*Input data*
● ● ●

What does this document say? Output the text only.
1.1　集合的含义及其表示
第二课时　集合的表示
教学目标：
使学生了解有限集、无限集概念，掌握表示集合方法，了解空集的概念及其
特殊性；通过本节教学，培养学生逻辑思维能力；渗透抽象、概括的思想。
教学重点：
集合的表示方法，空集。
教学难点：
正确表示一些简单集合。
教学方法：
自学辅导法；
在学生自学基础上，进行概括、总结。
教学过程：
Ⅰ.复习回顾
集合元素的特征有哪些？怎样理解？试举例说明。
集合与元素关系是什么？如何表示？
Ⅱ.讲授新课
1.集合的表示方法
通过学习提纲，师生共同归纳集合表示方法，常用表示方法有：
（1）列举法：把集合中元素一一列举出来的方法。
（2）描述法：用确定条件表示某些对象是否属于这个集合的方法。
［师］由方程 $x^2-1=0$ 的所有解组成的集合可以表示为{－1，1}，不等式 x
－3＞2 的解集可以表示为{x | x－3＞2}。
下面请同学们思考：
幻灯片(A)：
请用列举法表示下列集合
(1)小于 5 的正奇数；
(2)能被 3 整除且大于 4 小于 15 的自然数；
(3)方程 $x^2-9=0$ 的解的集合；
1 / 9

● ● ●

*Aim*
Transcribe the material exactly as it reads.

*Task output*
What does this document say? Output the text only.
1.1　集合的含义及其表示
第二课时　集合的表示
教学目标：
使学生了解有限集、无限集概念，掌握表示集合方法，了解空集的概念及其
特殊性；通过本节教学，培养学生逻辑思维能力；渗透抽象、概括的思想。
教学重点：
集合的表示方法，空集。
教学难点：
正确表示一些简单集合。
教学方法：
自学辅导法；
在学生自学基础上，进行概括、总结。
教学过程：
Ⅰ.复习回顾
集合元素的特征有哪些？怎样理解？试举例说明。
集合与元素关系是什么？如何表示？
Ⅱ.讲授新课
1.集合的表示方法
通过学习提纲，师生共同归纳集合表示方法，常用表示方法有：
（1）列举法：把集合中元素一一列举出来的方法。
（2）描述法：用确定条件表示某些对象是否属于这个集合的方法。
［师］由方程 $x^2-1=0$ 的所有解组成的集合可以表示为{－1，1}，不等式 x
－3＞2 的解集可以表示为{x | x－3＞2}。
下面请同学们思考：
幻灯片(A)：
请用列举法表示下列集合
(1)小于 5 的正奇数；
(2)能被 3 整除且大于 4 小于 15 的自然数；
(3)方程 $x^2-9=0$ 的解的集合；
1 / 9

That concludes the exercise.